Reproduce all of the material exactly as shown.

____ Exercise inputs

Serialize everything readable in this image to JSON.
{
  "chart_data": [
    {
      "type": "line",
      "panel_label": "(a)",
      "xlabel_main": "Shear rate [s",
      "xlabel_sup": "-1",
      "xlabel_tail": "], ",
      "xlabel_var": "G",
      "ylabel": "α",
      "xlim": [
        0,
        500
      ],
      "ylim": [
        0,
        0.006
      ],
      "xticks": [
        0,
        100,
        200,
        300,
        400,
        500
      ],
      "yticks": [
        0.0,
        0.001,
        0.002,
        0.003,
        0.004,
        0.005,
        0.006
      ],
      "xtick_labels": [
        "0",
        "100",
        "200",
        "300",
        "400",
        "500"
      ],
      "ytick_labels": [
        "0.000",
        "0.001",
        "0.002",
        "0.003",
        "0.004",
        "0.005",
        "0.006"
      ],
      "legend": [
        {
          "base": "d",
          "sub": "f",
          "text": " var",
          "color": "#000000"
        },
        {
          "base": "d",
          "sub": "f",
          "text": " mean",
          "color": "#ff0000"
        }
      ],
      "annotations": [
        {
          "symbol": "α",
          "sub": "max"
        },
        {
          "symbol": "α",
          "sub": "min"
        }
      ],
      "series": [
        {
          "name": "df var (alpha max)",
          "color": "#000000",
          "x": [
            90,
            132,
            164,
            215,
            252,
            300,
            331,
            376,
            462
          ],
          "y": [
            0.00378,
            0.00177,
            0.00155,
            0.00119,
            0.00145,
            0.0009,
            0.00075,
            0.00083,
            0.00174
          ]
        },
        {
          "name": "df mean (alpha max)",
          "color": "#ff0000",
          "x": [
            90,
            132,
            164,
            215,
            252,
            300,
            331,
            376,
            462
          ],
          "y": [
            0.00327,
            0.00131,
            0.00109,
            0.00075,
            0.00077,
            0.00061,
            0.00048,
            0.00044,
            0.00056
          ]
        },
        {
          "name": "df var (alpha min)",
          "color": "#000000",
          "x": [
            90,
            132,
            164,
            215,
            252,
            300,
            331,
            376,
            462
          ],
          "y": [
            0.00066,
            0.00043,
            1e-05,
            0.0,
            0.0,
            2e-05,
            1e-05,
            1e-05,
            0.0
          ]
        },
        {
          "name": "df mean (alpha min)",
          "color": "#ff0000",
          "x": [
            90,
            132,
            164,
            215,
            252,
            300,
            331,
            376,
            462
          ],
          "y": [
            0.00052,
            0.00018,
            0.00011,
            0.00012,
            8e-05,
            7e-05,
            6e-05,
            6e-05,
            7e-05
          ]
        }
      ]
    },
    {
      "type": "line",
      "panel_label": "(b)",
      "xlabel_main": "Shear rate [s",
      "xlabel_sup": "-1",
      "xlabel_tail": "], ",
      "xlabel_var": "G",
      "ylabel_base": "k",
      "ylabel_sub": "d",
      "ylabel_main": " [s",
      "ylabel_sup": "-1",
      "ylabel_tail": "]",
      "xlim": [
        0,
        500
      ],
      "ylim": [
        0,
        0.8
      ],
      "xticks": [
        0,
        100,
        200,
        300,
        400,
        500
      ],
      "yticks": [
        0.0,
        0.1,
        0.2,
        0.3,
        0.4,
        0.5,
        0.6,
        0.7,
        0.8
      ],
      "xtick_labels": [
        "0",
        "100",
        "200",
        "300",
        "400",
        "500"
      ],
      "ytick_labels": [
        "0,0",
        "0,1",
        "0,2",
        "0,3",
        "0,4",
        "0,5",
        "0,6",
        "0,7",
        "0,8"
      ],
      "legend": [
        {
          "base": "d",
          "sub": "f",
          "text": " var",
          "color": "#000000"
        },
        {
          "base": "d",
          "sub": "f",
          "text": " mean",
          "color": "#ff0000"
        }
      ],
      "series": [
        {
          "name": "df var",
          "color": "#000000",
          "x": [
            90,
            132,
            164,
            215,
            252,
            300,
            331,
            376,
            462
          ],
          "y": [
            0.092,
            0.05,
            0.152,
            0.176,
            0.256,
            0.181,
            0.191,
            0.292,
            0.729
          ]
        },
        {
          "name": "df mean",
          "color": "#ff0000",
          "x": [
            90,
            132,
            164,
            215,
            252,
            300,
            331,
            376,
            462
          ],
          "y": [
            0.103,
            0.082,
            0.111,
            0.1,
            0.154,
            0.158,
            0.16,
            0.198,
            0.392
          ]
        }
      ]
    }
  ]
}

________

Solution to the exercise
Serialize everything readable in this image to JSON.
{
  "chart_data": [
    {
      "type": "line",
      "panel_label": "(a)",
      "xlabel_main": "Shear rate [s",
      "xlabel_sup": "-1",
      "xlabel_tail": "], ",
      "xlabel_var": "G",
      "ylabel": "α",
      "xlim": [
        0,
        500
      ],
      "ylim": [
        0,
        0.006
      ],
      "xticks": [
        0,
        100,
        200,
        300,
        400,
        500
      ],
      "yticks": [
        0.0,
        0.001,
        0.002,
        0.003,
        0.004,
        0.005,
        0.006
      ],
      "xtick_labels": [
        "0",
        "100",
        "200",
        "300",
        "400",
        "500"
      ],
      "ytick_labels": [
        "0.000",
        "0.001",
        "0.002",
        "0.003",
        "0.004",
        "0.005",
        "0.006"
      ],
      "legend": [
        {
          "base": "d",
          "sub": "f",
          "text": " var",
          "color": "#000000"
        },
        {
          "base": "d",
          "sub": "f",
          "text": " mean",
          "color": "#ff0000"
        }
      ],
      "annotations": [
        {
          "symbol": "α",
          "sub": "max"
        },
        {
          "symbol": "α",
          "sub": "min"
        }
      ],
      "series": [
        {
          "name": "df var (alpha max)",
          "color": "#000000",
          "x": [
            90,
            132,
            164,
            215,
            252,
            300,
            331,
            376,
            462
          ],
          "y": [
            0.00378,
            0.00177,
            0.00155,
            0.00119,
            0.00145,
            0.0009,
            0.00075,
            0.00083,
            0.00174
          ]
        },
        {
          "name": "df mean (alpha max)",
          "color": "#ff0000",
          "x": [
            90,
            132,
            164,
            215,
            252,
            300,
            331,
            376,
            462
          ],
          "y": [
            0.00327,
            0.00131,
            0.00109,
            0.00075,
            0.00077,
            0.00061,
            0.00048,
            0.00044,
            0.00056
          ]
        },
        {
          "name": "df var (alpha min)",
          "color": "#000000",
          "x": [
            90,
            132,
            164,
            215,
            252,
            300,
            331,
            376,
            462
          ],
          "y": [
            0.00066,
            0.00043,
            1e-05,
            0.0,
            0.0,
            2e-05,
            1e-05,
            1e-05,
            0.0
          ]
        },
        {
          "name": "df mean (alpha min)",
          "color": "#ff0000",
          "x": [
            90,
            132,
            164,
            215,
            252,
            300,
            331,
            376,
            462
          ],
          "y": [
            0.00052,
            0.00018,
            0.00011,
            0.00012,
            8e-05,
            7e-05,
            6e-05,
            6e-05,
            7e-05
          ]
        }
      ]
    },
    {
      "type": "line",
      "panel_label": "(b)",
      "xlabel_main": "Shear rate [s",
      "xlabel_sup": "-1",
      "xlabel_tail": "], ",
      "xlabel_var": "G",
      "ylabel_base": "k",
      "ylabel_sub": "d",
      "ylabel_main": " [s",
      "ylabel_sup": "-1",
      "ylabel_tail": "]",
      "xlim": [
        0,
        500
      ],
      "ylim": [
        0,
        0.8
      ],
      "xticks": [
        0,
        100,
        200,
        300,
        400,
        500
      ],
      "yticks": [
        0.0,
        0.1,
        0.2,
        0.3,
        0.4,
        0.5,
        0.6,
        0.7,
        0.8
      ],
      "xtick_labels": [
        "0",
        "100",
        "200",
        "300",
        "400",
        "500"
      ],
      "ytick_labels": [
        "0,0",
        "0,1",
        "0,2",
        "0,3",
        "0,4",
        "0,5",
        "0,6",
        "0,7",
        "0,8"
      ],
      "legend": [
        {
          "base": "d",
          "sub": "f",
          "text": " var",
          "color": "#000000"
        },
        {
          "base": "d",
          "sub": "f",
          "text": " mean",
          "color": "#ff0000"
        }
      ],
      "series": [
        {
          "name": "df var",
          "color": "#000000",
          "x": [
            90,
            132,
            164,
            215,
            252,
            300,
            331,
            376,
            462
          ],
          "y": [
            0.092,
            0.05,
            0.152,
            0.176,
            0.256,
            0.181,
            0.191,
            0.292,
            0.729
          ]
        },
        {
          "name": "df mean",
          "color": "#ff0000",
          "x": [
            90,
            132,
            164,
            215,
            252,
            300,
            331,
            376,
            462
          ],
          "y": [
            0.103,
            0.082,
            0.111,
            0.1,
            0.154,
            0.158,
            0.16,
            0.198,
            0.392
          ]
        }
      ]
    }
  ]
}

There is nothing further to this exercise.